[Records]
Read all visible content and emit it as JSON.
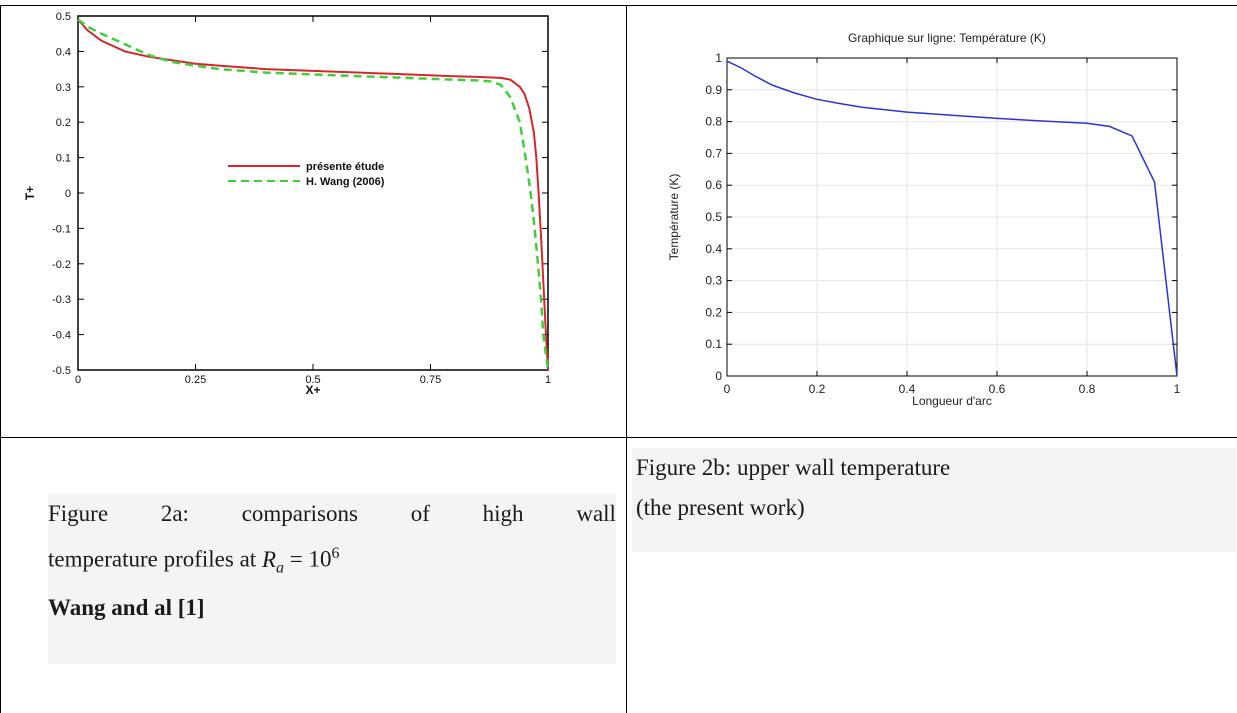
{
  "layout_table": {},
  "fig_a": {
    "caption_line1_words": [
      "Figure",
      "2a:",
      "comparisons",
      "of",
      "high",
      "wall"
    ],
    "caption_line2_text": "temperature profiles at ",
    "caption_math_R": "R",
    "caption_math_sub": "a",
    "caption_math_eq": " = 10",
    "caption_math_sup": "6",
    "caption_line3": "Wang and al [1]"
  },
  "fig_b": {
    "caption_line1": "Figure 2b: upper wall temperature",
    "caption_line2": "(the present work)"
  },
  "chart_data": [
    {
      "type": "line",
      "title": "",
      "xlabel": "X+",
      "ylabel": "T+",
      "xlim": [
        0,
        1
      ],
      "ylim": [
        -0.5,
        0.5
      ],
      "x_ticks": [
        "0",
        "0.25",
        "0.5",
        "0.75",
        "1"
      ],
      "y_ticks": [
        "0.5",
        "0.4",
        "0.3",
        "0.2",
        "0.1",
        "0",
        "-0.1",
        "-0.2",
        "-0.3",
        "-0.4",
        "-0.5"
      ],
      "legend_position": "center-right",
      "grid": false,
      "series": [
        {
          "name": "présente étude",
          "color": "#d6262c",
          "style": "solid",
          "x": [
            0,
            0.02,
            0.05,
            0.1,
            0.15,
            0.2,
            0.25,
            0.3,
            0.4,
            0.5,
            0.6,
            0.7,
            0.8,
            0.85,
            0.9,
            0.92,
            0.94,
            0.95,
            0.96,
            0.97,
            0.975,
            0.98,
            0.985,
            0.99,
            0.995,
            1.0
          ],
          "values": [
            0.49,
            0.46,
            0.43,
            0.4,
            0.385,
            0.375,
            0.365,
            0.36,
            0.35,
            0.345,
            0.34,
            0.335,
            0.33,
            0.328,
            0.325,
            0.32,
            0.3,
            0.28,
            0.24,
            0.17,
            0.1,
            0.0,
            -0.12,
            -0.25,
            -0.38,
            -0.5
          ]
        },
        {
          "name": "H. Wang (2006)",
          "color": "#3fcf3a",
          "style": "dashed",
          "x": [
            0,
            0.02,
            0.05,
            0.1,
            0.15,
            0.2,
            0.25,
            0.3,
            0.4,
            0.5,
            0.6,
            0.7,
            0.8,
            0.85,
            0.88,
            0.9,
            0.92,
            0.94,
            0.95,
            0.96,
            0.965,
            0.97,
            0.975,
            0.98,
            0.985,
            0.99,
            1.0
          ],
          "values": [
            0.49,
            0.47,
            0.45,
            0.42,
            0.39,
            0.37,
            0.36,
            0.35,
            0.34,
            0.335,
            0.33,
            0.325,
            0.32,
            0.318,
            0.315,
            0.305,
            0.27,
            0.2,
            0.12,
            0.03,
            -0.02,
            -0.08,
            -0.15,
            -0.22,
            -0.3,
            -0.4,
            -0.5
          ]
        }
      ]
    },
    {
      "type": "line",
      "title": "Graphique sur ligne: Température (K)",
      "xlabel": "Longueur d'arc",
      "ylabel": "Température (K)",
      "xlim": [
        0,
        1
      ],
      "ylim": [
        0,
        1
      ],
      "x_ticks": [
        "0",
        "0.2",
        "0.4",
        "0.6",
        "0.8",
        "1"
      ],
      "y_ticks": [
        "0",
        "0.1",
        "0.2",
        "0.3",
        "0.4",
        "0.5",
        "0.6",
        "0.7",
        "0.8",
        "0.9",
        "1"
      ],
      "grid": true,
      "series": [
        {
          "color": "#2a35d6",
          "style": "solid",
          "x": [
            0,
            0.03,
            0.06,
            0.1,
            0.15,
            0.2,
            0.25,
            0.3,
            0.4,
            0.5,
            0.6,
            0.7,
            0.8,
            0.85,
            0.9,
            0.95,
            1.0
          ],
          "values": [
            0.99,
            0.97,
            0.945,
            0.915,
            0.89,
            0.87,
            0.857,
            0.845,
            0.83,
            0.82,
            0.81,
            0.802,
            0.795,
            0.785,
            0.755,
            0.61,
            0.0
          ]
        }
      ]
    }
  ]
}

**EXERCISE AIM**
Lines containing the word "color" must all be returned from the material above.

**SOLUTION**
          "color": "#d6262c",
          "color": "#3fcf3a",
          "color": "#2a35d6",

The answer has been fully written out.